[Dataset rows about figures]

····················

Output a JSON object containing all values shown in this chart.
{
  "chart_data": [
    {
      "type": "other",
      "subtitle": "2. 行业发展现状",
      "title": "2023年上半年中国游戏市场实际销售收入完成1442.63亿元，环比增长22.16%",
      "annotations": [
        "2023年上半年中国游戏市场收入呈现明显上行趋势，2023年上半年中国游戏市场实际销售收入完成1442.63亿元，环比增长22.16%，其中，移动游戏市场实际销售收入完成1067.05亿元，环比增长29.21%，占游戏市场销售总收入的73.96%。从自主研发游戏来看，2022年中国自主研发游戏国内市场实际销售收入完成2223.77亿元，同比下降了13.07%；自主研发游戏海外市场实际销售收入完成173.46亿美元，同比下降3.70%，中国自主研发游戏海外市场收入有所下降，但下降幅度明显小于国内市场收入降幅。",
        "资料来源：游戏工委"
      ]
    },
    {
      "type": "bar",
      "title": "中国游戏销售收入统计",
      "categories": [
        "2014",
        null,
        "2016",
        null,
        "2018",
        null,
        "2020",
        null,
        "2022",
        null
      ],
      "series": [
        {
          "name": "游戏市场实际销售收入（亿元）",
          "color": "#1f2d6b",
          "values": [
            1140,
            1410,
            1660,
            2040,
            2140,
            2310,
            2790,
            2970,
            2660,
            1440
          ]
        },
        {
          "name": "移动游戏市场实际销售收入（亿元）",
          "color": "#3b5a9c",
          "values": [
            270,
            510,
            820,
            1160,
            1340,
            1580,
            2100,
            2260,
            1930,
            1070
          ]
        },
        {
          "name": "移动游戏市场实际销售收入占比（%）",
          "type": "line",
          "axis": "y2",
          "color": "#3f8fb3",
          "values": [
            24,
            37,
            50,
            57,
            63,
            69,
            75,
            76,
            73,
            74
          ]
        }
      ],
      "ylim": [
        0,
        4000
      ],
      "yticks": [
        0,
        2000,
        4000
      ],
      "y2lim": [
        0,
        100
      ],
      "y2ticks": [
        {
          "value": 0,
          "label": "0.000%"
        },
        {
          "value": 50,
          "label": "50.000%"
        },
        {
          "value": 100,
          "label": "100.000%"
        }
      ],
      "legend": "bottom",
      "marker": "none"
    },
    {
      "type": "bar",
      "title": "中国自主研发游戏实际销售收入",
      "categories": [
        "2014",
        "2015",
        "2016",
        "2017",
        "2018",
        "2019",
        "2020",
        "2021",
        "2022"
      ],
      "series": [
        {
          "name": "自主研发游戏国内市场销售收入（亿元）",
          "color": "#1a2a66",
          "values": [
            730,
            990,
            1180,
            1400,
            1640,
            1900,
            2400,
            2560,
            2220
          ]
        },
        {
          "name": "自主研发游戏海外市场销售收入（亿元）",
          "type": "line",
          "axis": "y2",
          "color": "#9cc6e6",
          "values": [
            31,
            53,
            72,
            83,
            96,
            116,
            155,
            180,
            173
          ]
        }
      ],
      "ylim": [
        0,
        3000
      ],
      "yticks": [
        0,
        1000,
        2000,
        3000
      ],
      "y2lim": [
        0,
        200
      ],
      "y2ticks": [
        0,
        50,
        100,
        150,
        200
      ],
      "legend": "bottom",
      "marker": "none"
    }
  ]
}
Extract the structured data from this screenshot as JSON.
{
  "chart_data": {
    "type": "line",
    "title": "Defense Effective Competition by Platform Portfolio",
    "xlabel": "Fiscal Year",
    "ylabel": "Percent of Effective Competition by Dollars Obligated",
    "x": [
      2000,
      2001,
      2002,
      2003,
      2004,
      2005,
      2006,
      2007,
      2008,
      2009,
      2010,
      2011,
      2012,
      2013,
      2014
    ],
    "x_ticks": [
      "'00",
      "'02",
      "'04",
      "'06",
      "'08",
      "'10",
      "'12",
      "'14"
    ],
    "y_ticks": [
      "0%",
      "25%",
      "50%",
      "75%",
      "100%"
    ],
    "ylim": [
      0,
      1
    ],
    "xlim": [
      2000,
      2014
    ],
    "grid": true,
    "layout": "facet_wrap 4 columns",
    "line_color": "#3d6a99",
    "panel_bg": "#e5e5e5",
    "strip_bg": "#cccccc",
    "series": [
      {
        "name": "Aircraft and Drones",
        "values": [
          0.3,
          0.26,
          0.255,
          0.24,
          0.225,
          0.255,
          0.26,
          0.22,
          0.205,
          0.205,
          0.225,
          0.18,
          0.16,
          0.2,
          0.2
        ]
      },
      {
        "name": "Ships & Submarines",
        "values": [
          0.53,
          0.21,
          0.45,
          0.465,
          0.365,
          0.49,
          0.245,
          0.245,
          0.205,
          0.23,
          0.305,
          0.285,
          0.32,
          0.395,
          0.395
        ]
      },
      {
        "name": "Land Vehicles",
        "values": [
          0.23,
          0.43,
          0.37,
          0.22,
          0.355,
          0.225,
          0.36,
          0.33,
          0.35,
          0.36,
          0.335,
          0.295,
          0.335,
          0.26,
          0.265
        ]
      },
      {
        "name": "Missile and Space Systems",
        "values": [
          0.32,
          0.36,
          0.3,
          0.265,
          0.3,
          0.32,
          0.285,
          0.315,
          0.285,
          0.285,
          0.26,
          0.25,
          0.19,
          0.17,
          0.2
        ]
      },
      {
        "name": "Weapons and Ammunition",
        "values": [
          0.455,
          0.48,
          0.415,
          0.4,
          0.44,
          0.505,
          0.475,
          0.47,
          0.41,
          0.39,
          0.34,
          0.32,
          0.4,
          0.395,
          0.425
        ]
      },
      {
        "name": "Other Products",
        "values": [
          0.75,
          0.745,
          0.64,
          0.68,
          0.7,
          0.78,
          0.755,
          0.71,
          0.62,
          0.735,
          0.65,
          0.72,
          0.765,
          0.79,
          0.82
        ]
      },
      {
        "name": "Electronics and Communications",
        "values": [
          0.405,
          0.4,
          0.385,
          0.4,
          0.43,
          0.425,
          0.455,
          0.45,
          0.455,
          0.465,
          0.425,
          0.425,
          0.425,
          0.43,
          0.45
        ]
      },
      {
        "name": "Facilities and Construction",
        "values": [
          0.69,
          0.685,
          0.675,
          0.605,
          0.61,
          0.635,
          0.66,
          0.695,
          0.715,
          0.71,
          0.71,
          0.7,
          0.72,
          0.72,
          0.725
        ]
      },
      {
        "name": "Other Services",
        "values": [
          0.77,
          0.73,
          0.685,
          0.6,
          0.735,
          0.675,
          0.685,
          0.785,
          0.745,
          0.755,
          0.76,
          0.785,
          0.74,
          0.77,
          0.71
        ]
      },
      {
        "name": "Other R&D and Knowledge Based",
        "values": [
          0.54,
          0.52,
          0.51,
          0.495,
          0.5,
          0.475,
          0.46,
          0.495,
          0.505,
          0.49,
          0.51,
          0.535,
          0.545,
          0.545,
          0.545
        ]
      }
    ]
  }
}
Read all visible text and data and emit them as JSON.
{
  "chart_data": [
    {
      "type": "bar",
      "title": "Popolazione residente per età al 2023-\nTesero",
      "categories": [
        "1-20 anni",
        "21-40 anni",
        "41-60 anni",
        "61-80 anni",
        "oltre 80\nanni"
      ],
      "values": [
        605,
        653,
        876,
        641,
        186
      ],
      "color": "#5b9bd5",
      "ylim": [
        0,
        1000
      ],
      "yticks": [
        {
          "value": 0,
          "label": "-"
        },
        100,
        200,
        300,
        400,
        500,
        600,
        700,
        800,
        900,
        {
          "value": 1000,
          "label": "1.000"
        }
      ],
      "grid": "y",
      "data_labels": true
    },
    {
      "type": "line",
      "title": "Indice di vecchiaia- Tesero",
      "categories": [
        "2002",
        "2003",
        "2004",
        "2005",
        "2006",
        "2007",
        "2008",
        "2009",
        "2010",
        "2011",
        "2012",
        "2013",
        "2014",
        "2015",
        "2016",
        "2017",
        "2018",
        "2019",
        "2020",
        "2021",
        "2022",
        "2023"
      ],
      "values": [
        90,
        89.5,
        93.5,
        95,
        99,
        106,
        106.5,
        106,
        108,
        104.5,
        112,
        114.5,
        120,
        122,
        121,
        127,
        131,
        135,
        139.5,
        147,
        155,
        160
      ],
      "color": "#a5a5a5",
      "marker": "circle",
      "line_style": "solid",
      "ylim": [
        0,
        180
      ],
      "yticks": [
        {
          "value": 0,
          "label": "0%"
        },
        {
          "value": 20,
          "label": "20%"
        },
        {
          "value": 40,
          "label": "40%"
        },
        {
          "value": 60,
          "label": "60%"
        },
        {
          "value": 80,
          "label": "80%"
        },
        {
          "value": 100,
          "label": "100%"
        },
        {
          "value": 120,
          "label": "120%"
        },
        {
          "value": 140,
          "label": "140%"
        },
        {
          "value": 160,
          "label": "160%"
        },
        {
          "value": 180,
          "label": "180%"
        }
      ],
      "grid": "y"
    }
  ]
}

····················

Show each line of the listing that holds the string "Effective".

▶ Right answer
    "title": "Defense Effective Competition by Platform Portfolio",
    "ylabel": "Percent of Effective Competition by Dollars Obligated",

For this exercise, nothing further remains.